- [Task instructions]: Every line that contains "estimate" counts once; give the total number of such lines, with no other words.
+---+
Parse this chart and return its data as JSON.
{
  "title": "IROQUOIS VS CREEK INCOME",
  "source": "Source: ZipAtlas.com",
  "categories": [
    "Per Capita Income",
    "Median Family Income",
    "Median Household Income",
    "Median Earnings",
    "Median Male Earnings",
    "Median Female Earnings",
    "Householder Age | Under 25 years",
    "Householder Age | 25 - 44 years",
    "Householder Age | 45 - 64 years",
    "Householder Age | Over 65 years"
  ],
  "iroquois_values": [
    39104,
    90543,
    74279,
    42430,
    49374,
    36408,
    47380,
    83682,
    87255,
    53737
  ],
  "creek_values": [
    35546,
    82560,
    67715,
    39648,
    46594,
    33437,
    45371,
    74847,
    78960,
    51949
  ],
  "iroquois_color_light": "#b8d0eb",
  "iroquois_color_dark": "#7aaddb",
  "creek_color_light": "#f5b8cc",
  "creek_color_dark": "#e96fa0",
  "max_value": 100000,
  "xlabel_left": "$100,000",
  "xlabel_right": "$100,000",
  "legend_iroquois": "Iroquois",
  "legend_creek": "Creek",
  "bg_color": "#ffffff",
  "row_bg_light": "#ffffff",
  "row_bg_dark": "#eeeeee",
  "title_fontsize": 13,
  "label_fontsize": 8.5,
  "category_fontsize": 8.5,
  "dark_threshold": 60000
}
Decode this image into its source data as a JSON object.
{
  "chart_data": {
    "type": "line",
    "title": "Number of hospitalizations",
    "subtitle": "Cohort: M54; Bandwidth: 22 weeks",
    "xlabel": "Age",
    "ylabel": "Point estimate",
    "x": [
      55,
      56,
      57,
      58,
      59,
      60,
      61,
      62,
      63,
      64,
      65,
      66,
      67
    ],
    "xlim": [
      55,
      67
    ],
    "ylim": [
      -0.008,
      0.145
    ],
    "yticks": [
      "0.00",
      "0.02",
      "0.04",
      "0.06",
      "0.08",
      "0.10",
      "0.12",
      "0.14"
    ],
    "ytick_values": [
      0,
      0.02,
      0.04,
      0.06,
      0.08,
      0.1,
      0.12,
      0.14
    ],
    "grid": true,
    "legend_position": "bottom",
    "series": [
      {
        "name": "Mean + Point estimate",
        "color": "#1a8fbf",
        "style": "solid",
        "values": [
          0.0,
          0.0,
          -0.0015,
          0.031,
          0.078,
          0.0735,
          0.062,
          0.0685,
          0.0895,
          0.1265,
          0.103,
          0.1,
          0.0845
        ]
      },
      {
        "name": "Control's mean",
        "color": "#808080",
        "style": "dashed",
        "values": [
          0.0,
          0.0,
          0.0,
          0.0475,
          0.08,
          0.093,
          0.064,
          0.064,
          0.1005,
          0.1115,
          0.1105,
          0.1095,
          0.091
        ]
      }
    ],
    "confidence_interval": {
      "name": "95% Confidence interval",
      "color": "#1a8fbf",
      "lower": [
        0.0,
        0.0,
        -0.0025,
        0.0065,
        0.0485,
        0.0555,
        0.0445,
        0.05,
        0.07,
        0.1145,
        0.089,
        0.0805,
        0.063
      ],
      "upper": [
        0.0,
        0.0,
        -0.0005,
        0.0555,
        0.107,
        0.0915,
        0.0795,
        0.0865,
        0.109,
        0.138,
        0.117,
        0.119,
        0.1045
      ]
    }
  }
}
+---+
- [Answer to this task]: 2